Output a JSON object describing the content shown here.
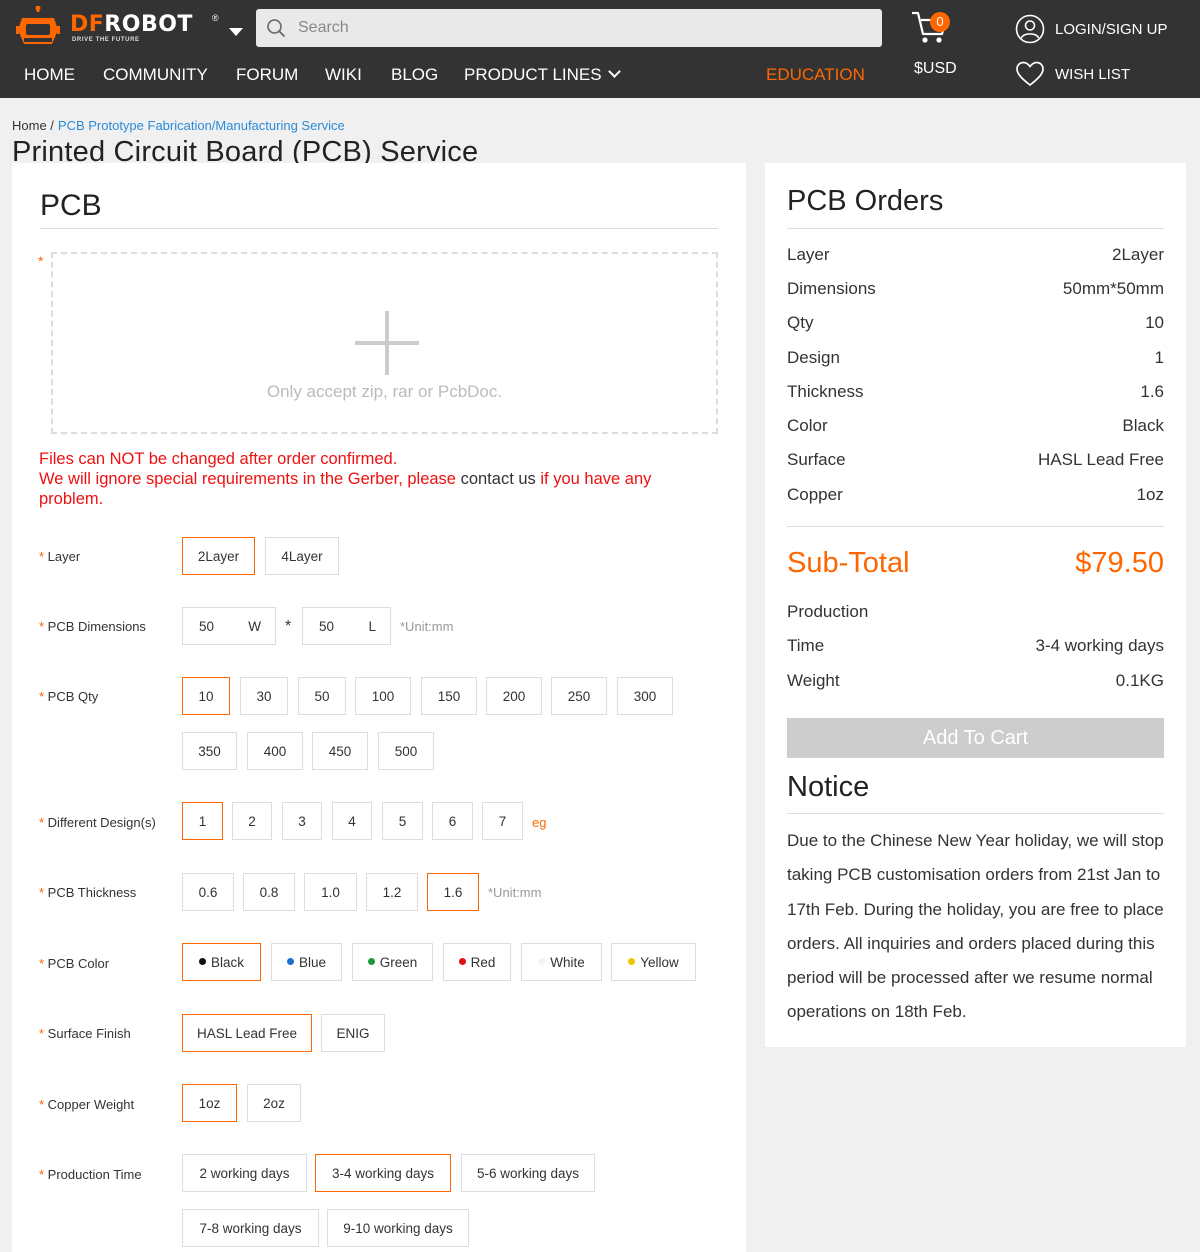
{
  "header": {
    "logo_brand_a": "DF",
    "logo_brand_b": "ROBOT",
    "logo_reg": "®",
    "logo_tagline": "DRIVE THE FUTURE",
    "search_placeholder": "Search",
    "cart_count": "0",
    "currency": "$USD",
    "login_label": "LOGIN/SIGN UP",
    "wishlist_label": "WISH LIST",
    "accent_color": "#fe6600"
  },
  "nav": {
    "home": "HOME",
    "community": "COMMUNITY",
    "forum": "FORUM",
    "wiki": "WIKI",
    "blog": "BLOG",
    "product_lines": "PRODUCT LINES",
    "education": "EDUCATION"
  },
  "breadcrumb": {
    "home": "Home /",
    "current": "PCB Prototype Fabrication/Manufacturing Service"
  },
  "page_title": "Printed Circuit Board (PCB) Service",
  "form": {
    "title": "PCB",
    "upload_hint": "Only accept zip, rar or PcbDoc.",
    "warning_line1": "Files can NOT be changed after order confirmed.",
    "warning_line2a": "We will ignore special requirements in the Gerber, please ",
    "warning_contact": "contact us",
    "warning_line2b": " if you have any problem.",
    "layer": {
      "label": "Layer",
      "options": [
        "2Layer",
        "4Layer"
      ]
    },
    "dimensions": {
      "label": "PCB Dimensions",
      "width": "50",
      "width_unit": "W",
      "length": "50",
      "length_unit": "L",
      "separator": "*",
      "unit": "*Unit:mm"
    },
    "qty": {
      "label": "PCB Qty",
      "options": [
        "10",
        "30",
        "50",
        "100",
        "150",
        "200",
        "250",
        "300",
        "350",
        "400",
        "450",
        "500"
      ]
    },
    "designs": {
      "label": "Different Design(s)",
      "options": [
        "1",
        "2",
        "3",
        "4",
        "5",
        "6",
        "7"
      ],
      "eg": "eg"
    },
    "thickness": {
      "label": "PCB Thickness",
      "options": [
        "0.6",
        "0.8",
        "1.0",
        "1.2",
        "1.6"
      ],
      "unit": "*Unit:mm"
    },
    "color": {
      "label": "PCB Color",
      "options": [
        "Black",
        "Blue",
        "Green",
        "Red",
        "White",
        "Yellow"
      ],
      "dots": [
        "#111111",
        "#1a6fd0",
        "#1a9a3a",
        "#e01010",
        "#f4f4f4",
        "#f2c400"
      ]
    },
    "surface": {
      "label": "Surface Finish",
      "options": [
        "HASL Lead Free",
        "ENIG"
      ]
    },
    "copper": {
      "label": "Copper Weight",
      "options": [
        "1oz",
        "2oz"
      ]
    },
    "production": {
      "label": "Production Time",
      "options": [
        "2 working days",
        "3-4 working days",
        "5-6 working days",
        "7-8 working days",
        "9-10 working days"
      ]
    }
  },
  "orders": {
    "title": "PCB Orders",
    "rows": [
      {
        "k": "Layer",
        "v": "2Layer"
      },
      {
        "k": "Dimensions",
        "v": "50mm*50mm"
      },
      {
        "k": "Qty",
        "v": "10"
      },
      {
        "k": "Design",
        "v": "1"
      },
      {
        "k": "Thickness",
        "v": "1.6"
      },
      {
        "k": "Color",
        "v": "Black"
      },
      {
        "k": "Surface",
        "v": "HASL Lead Free"
      },
      {
        "k": "Copper",
        "v": "1oz"
      }
    ],
    "subtotal_label": "Sub-Total",
    "subtotal_value": "$79.50",
    "production_label": "Production",
    "time_label": "Time",
    "time_value": "3-4 working days",
    "weight_label": "Weight",
    "weight_value": "0.1KG",
    "add_to_cart": "Add To Cart",
    "notice_title": "Notice",
    "notice_text": "Due to the Chinese New Year holiday, we will stop taking PCB customisation orders from 21st Jan to 17th Feb. During the holiday, you are free to place orders. All inquiries and orders placed during this period will be processed after we resume normal operations on 18th Feb."
  }
}
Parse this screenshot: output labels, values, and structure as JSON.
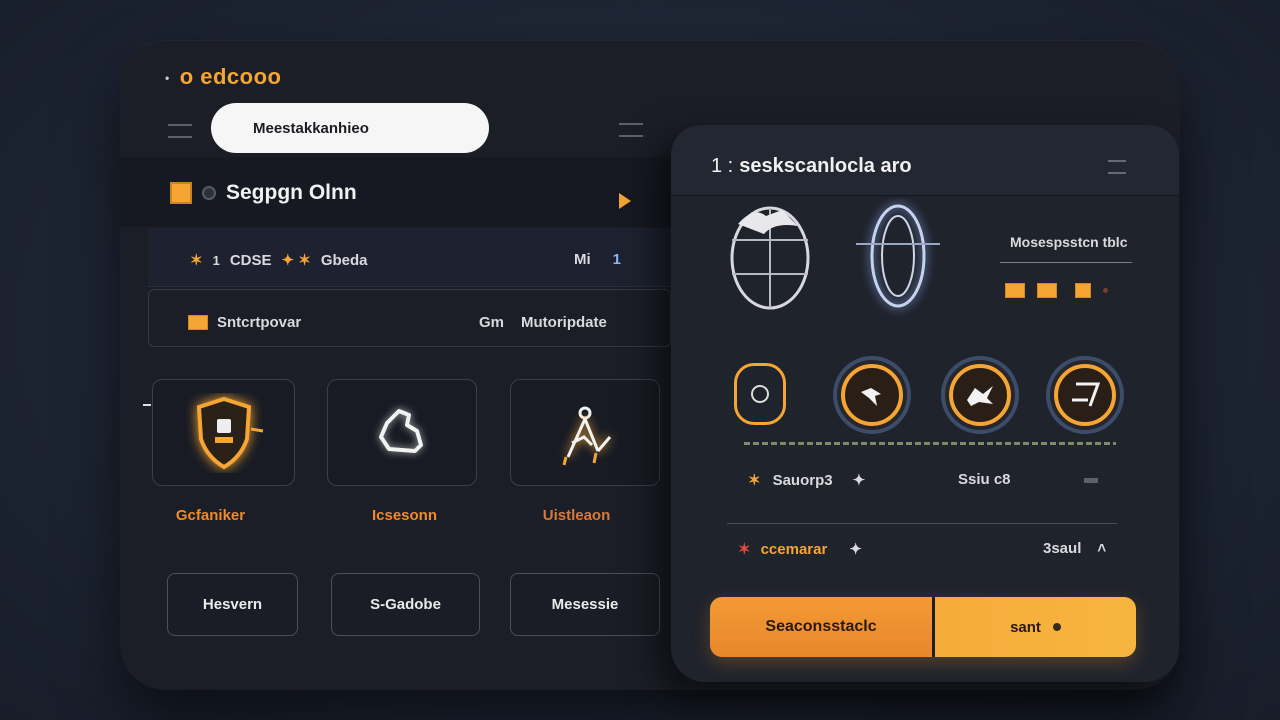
{
  "app": {
    "brand": "o edcooo",
    "brand_prefix": "•"
  },
  "search": {
    "value": "Meestakkanhieo"
  },
  "section": {
    "title": "Segpgn Olnn"
  },
  "rows": [
    {
      "bullet": "1",
      "label1": "CDSE",
      "label2": "Gbeda",
      "right1": "Mi",
      "right2": "1"
    },
    {
      "label1": "Sntcrtpovar",
      "right1": "Gm",
      "right2": "Mutoripdate"
    }
  ],
  "tiles": [
    {
      "label": "Gcfaniker",
      "icon": "shield-icon"
    },
    {
      "label": "Icsesonn",
      "icon": "puzzle-icon"
    },
    {
      "label": "Uistleaon",
      "icon": "pen-tool-icon"
    }
  ],
  "buttons": [
    "Hesvern",
    "S-Gadobe",
    "Mesessie"
  ],
  "right_panel": {
    "title_num": "1 :",
    "title": "seskscanlocla aro",
    "side_label": "Mosespsstcn tblc",
    "rows": [
      {
        "label": "Sauorp3",
        "value": "Ssiu c8"
      },
      {
        "label": "ccemarar",
        "value": "3saul"
      }
    ],
    "primary_button": "Seaconsstaclc",
    "secondary_button": "sant"
  },
  "colors": {
    "accent": "#f5a534",
    "bg": "#1e2534",
    "panel": "#1b1e27"
  }
}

☆ ☆ ☆ ☆

# AIM:
Determine how many lines of the data contain the word "JSON", and reply with that number only.

# SOLUTION FOR THIS TASK:
2